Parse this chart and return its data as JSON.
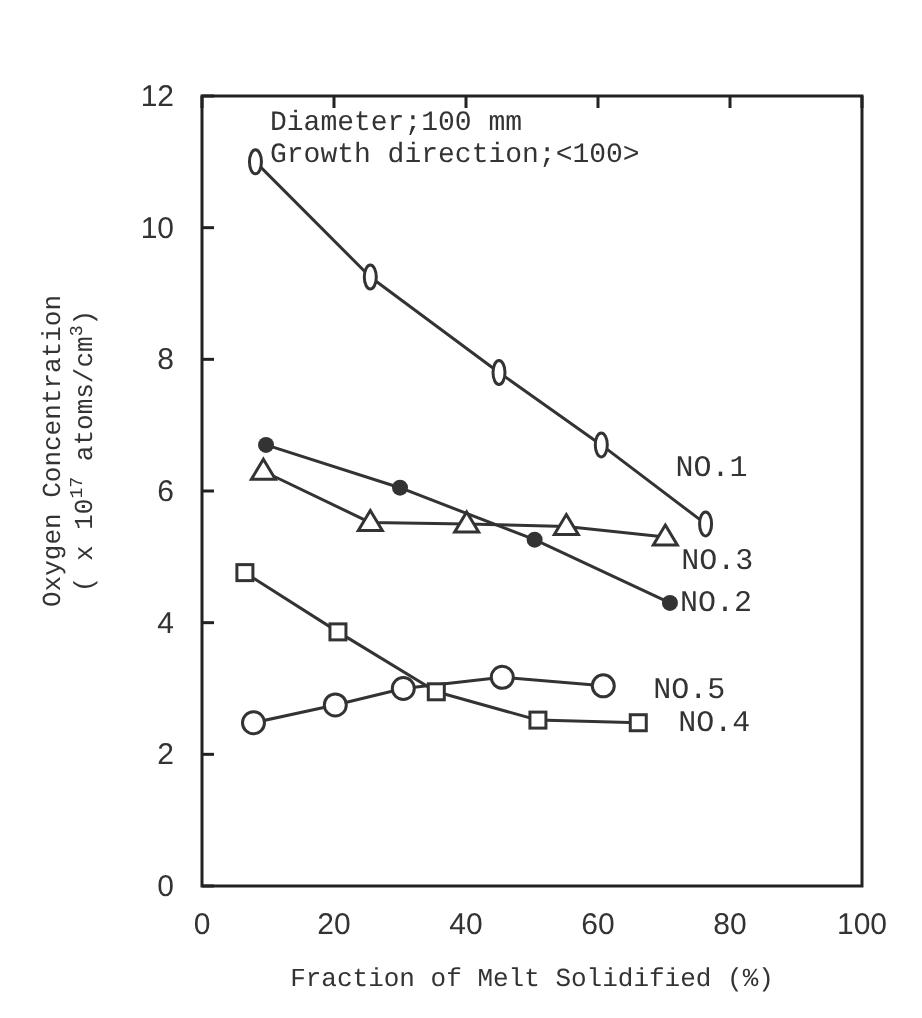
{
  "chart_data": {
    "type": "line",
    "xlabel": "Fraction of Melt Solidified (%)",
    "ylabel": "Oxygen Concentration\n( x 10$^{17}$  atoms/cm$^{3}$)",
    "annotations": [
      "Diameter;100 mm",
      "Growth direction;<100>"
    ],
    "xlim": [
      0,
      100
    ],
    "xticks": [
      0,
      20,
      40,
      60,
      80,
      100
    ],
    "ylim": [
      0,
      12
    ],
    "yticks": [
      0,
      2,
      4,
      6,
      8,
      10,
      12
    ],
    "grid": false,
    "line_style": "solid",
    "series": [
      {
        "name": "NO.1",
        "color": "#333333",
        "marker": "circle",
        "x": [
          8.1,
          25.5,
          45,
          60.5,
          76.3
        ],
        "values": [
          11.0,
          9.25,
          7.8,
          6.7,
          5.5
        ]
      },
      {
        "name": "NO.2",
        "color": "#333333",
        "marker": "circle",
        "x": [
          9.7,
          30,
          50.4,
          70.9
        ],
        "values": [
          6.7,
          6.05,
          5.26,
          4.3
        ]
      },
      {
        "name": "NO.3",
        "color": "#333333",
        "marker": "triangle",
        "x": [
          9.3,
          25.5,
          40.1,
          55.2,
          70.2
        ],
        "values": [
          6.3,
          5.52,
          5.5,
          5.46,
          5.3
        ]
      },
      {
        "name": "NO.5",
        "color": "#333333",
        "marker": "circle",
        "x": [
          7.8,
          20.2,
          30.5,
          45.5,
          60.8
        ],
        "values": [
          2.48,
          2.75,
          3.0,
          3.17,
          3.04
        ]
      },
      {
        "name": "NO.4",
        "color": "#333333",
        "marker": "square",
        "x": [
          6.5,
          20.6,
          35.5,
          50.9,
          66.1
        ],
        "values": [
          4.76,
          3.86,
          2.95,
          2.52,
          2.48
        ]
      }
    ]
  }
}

·····

- _Task goal_:
Repeat each entry precisely as it appears. Leave the pictures out.

- _Problem solution_:
Parse this chart and return its data as JSON.
{
  "chart_data": {
    "type": "line",
    "xlabel": "Fraction of Melt Solidified (%)",
    "ylabel": "Oxygen Concentration\n( x 10$^{17}$  atoms/cm$^{3}$)",
    "annotations": [
      "Diameter;100 mm",
      "Growth direction;<100>"
    ],
    "xlim": [
      0,
      100
    ],
    "xticks": [
      0,
      20,
      40,
      60,
      80,
      100
    ],
    "ylim": [
      0,
      12
    ],
    "yticks": [
      0,
      2,
      4,
      6,
      8,
      10,
      12
    ],
    "grid": false,
    "line_style": "solid",
    "series": [
      {
        "name": "NO.1",
        "color": "#333333",
        "marker": "circle",
        "x": [
          8.1,
          25.5,
          45,
          60.5,
          76.3
        ],
        "values": [
          11.0,
          9.25,
          7.8,
          6.7,
          5.5
        ]
      },
      {
        "name": "NO.2",
        "color": "#333333",
        "marker": "circle",
        "x": [
          9.7,
          30,
          50.4,
          70.9
        ],
        "values": [
          6.7,
          6.05,
          5.26,
          4.3
        ]
      },
      {
        "name": "NO.3",
        "color": "#333333",
        "marker": "triangle",
        "x": [
          9.3,
          25.5,
          40.1,
          55.2,
          70.2
        ],
        "values": [
          6.3,
          5.52,
          5.5,
          5.46,
          5.3
        ]
      },
      {
        "name": "NO.5",
        "color": "#333333",
        "marker": "circle",
        "x": [
          7.8,
          20.2,
          30.5,
          45.5,
          60.8
        ],
        "values": [
          2.48,
          2.75,
          3.0,
          3.17,
          3.04
        ]
      },
      {
        "name": "NO.4",
        "color": "#333333",
        "marker": "square",
        "x": [
          6.5,
          20.6,
          35.5,
          50.9,
          66.1
        ],
        "values": [
          4.76,
          3.86,
          2.95,
          2.52,
          2.48
        ]
      }
    ]
  }
}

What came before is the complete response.